• **Set problem**
Return each line containing the string "тлями".

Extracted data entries
— begin —
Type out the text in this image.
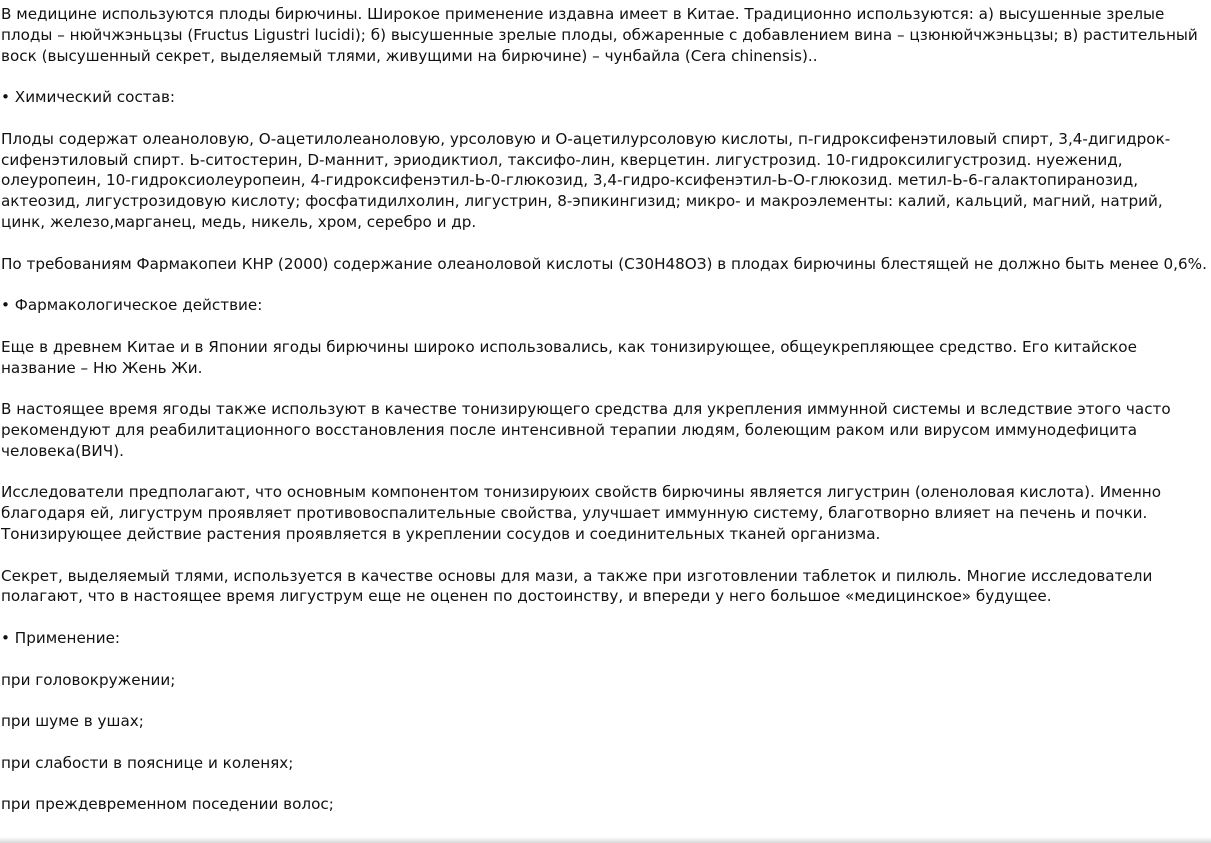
В медицине используются плоды бирючины. Широкое применение издавна имеет в Китае. Традиционно используются: а) высушенные зрелые плоды – нюйчжэньцзы (Fructus Ligustri lucidi); б) высушенные зрелые плоды, обжаренные с добавлением вина – цзюнюйчжэньцзы; в) растительный воск (высушенный секрет, выделяемый тлями, живущими на бирючине) – чунбайла (Cera chinensis)..

• Химический состав:

Плоды содержат олеаноловую, О-ацетилолеаноловую, урсоловую и О-ацетилурсоловую кислоты, п-гидроксифенэтиловый спирт, 3,4-дигидрок-сифенэтиловый спирт. Ь-ситостерин, D-маннит, эриодиктиол, таксифо-лин, кверцетин. лигустрозид. 10-гидроксилигустрозид. нуеженид, олеуропеин, 10-гидроксиолеуропеин, 4-гидроксифенэтил-Ь-0-глюкозид, 3,4-гидро-ксифенэтил-Ь-О-глюкозид. метил-Ь-6-галактопиранозид, актеозид, лигустрозидовую кислоту; фосфатидилхолин, лигустрин, 8-эпикингизид; микро- и макроэлементы: калий, кальций, магний, натрий, цинк, железо,марганец, медь, никель, хром, серебро и др.

По требованиям Фармакопеи КНР (2000) содержание олеаноловой кислоты (С30Н48ОЗ) в плодах бирючины блестящей не должно быть менее 0,6%.

• Фармакологическое действие:

Еще в древнем Китае и в Японии ягоды бирючины широко использовались, как тонизирующее, общеукрепляющее средство. Его китайское название – Ню Жень Жи.

В настоящее время ягоды также используют в качестве тонизирующего средства для укрепления иммунной системы и вследствие этого часто рекомендуют для реабилитационного восстановления после интенсивной терапии людям, болеющим раком или вирусом иммунодефицита человека(ВИЧ).

Исследователи предполагают, что основным компонентом тонизируюих свойств бирючины является лигустрин (оленоловая кислота). Именно благодаря ей, лигуструм проявляет противовоспалительные свойства, улучшает иммунную систему, благотворно влияет на печень и почки. Тонизирующее действие растения проявляется в укреплении сосудов и соединительных тканей организма.

Секрет, выделяемый тлями, используется в качестве основы для мази, а также при изготовлении таблеток и пилюль. Многие исследователи полагают, что в настоящее время лигуструм еще не оценен по достоинству, и впереди у него большое «медицинское» будущее.

• Применение:

при головокружении;

при шуме в ушах;

при слабости в пояснице и коленях;

при преждевременном поседении волос;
— end —
• **Output below**
В медицине используются плоды бирючины. Широкое применение издавна имеет в Китае. Традиционно используются: а) высушенные зрелые плоды – нюйчжэньцзы (Fructus Ligustri lucidi); б) высушенные зрелые плоды, обжаренные с добавлением вина – цзюнюйчжэньцзы; в) растительный воск (высушенный секрет, выделяемый тлями, живущими на бирючине) – чунбайла (Cera chinensis)..
Секрет, выделяемый тлями, используется в качестве основы для мази, а также при изготовлении таблеток и пилюль. Многие исследователи полагают, что в настоящее время лигуструм еще не оценен по достоинству, и впереди у него большое «медицинское» будущее.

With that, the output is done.